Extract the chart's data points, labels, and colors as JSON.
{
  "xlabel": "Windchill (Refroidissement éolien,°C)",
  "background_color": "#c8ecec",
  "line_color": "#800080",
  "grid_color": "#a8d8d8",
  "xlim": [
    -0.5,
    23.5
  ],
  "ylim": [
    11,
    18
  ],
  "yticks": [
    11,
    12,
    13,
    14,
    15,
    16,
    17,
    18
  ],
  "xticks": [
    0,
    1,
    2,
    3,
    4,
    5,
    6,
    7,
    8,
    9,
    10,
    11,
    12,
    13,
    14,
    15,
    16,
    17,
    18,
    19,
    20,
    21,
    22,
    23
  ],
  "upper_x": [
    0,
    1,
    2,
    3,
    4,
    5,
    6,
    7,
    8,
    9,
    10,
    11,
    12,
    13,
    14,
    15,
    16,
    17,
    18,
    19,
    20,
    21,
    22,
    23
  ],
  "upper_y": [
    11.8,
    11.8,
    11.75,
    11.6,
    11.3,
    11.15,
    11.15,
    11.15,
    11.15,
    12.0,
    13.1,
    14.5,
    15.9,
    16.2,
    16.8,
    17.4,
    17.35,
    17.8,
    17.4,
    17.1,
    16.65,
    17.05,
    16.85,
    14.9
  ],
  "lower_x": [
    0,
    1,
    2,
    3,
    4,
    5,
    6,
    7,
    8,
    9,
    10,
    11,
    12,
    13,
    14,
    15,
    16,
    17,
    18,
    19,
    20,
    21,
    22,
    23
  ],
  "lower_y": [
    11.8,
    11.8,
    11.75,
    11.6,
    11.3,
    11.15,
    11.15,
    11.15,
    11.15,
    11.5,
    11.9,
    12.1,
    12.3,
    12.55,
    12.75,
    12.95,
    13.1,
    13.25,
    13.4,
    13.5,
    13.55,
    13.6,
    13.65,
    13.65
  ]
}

┄┄┄┄┄┄┄┄┄┄

* **The task**:
Transcribe all entries exactly as they are given.

* **Written reply**:
Extract the chart's data points, labels, and colors as JSON.
{
  "xlabel": "Windchill (Refroidissement éolien,°C)",
  "background_color": "#c8ecec",
  "line_color": "#800080",
  "grid_color": "#a8d8d8",
  "xlim": [
    -0.5,
    23.5
  ],
  "ylim": [
    11,
    18
  ],
  "yticks": [
    11,
    12,
    13,
    14,
    15,
    16,
    17,
    18
  ],
  "xticks": [
    0,
    1,
    2,
    3,
    4,
    5,
    6,
    7,
    8,
    9,
    10,
    11,
    12,
    13,
    14,
    15,
    16,
    17,
    18,
    19,
    20,
    21,
    22,
    23
  ],
  "upper_x": [
    0,
    1,
    2,
    3,
    4,
    5,
    6,
    7,
    8,
    9,
    10,
    11,
    12,
    13,
    14,
    15,
    16,
    17,
    18,
    19,
    20,
    21,
    22,
    23
  ],
  "upper_y": [
    11.8,
    11.8,
    11.75,
    11.6,
    11.3,
    11.15,
    11.15,
    11.15,
    11.15,
    12.0,
    13.1,
    14.5,
    15.9,
    16.2,
    16.8,
    17.4,
    17.35,
    17.8,
    17.4,
    17.1,
    16.65,
    17.05,
    16.85,
    14.9
  ],
  "lower_x": [
    0,
    1,
    2,
    3,
    4,
    5,
    6,
    7,
    8,
    9,
    10,
    11,
    12,
    13,
    14,
    15,
    16,
    17,
    18,
    19,
    20,
    21,
    22,
    23
  ],
  "lower_y": [
    11.8,
    11.8,
    11.75,
    11.6,
    11.3,
    11.15,
    11.15,
    11.15,
    11.15,
    11.5,
    11.9,
    12.1,
    12.3,
    12.55,
    12.75,
    12.95,
    13.1,
    13.25,
    13.4,
    13.5,
    13.55,
    13.6,
    13.65,
    13.65
  ]
}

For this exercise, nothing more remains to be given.